* _EXCERPTED DATA_
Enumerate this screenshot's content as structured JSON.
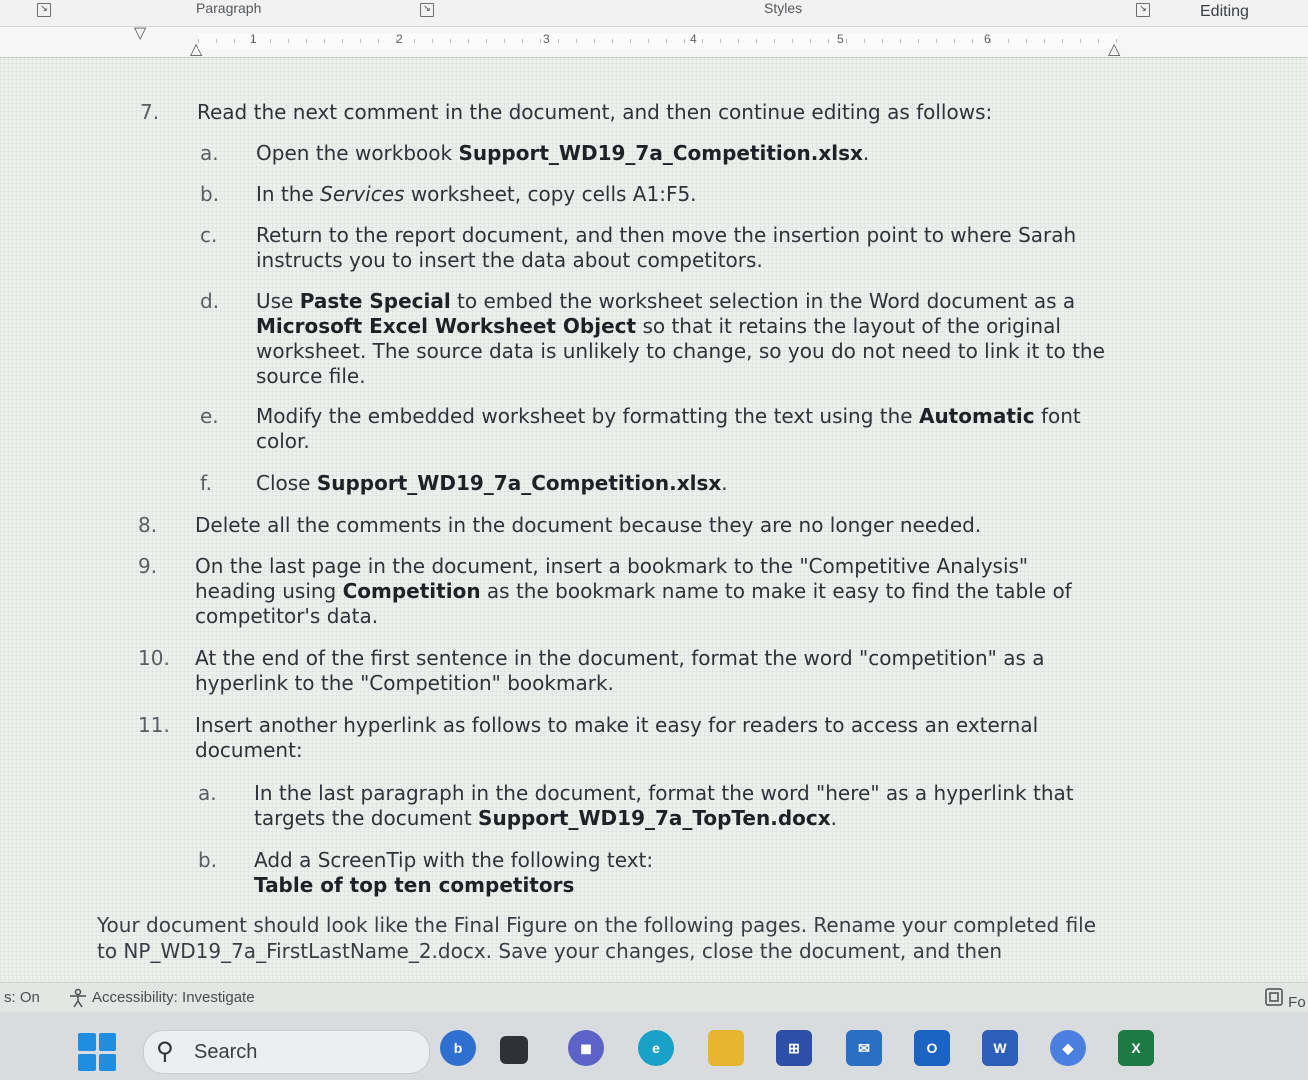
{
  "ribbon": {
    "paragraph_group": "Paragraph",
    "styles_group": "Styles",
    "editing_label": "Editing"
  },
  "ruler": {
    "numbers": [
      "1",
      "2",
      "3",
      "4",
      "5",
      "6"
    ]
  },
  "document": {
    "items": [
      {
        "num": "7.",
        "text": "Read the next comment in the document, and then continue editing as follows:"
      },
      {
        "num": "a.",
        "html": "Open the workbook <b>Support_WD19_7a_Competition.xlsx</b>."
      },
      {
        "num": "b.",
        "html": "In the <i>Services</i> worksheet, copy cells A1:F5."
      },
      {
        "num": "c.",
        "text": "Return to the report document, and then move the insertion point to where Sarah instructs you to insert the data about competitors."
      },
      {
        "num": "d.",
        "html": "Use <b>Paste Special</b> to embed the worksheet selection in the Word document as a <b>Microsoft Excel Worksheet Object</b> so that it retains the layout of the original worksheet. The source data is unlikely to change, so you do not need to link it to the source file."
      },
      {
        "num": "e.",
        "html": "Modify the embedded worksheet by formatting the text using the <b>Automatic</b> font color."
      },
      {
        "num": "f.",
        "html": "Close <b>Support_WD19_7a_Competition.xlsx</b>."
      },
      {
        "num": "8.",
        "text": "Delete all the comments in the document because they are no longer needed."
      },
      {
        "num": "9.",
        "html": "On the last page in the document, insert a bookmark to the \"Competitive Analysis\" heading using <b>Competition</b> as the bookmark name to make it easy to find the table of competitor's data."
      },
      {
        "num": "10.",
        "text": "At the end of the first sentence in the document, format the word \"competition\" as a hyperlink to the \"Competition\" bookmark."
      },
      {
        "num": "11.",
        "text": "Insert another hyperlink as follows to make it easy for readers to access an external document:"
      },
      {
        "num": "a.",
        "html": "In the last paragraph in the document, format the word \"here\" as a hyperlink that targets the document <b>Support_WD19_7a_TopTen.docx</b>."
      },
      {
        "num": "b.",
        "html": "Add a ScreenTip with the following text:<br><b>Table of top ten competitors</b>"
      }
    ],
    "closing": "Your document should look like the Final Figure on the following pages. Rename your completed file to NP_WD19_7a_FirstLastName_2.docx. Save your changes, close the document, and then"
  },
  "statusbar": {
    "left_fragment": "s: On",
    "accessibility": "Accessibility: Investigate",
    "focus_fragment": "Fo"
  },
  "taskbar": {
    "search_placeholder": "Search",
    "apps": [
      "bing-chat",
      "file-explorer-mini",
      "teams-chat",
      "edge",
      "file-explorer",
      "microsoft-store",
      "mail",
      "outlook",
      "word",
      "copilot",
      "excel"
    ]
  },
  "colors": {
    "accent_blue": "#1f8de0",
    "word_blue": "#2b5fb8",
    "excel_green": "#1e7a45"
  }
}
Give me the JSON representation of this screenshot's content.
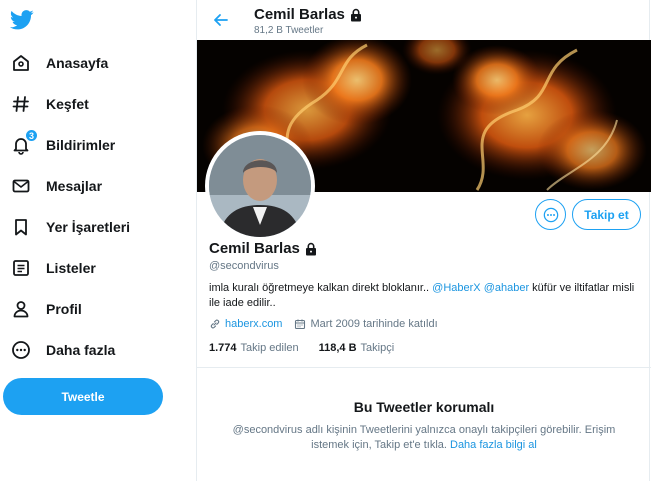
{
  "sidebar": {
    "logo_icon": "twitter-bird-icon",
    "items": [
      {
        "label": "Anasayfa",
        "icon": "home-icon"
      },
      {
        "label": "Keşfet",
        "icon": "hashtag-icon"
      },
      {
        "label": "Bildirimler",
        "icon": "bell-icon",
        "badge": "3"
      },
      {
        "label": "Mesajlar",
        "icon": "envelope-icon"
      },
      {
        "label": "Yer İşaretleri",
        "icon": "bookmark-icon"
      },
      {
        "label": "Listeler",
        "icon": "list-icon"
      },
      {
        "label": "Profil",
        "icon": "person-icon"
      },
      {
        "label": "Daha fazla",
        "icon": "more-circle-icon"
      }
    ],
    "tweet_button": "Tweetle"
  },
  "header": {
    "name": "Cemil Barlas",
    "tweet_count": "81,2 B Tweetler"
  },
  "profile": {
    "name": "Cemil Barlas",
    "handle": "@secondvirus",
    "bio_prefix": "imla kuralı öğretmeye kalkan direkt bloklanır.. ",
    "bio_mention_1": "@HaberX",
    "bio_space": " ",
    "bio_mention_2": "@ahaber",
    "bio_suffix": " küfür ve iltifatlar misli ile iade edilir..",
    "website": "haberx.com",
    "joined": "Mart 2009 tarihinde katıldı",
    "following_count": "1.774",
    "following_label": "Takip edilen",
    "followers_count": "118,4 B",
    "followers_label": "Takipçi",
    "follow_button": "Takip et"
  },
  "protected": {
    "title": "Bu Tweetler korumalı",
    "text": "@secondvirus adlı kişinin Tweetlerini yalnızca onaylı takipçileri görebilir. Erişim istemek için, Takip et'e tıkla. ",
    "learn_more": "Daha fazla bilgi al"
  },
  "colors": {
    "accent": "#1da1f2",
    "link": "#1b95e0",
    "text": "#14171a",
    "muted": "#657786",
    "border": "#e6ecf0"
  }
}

* _PROBLEM STATEMENT_
Each line of the entries where the string "content" occurs should be shown.

* _EXERCISE RESPONSE_
Enumerate this screenshot's content as structured JSON.
Give me the JSON representation of this screenshot's content.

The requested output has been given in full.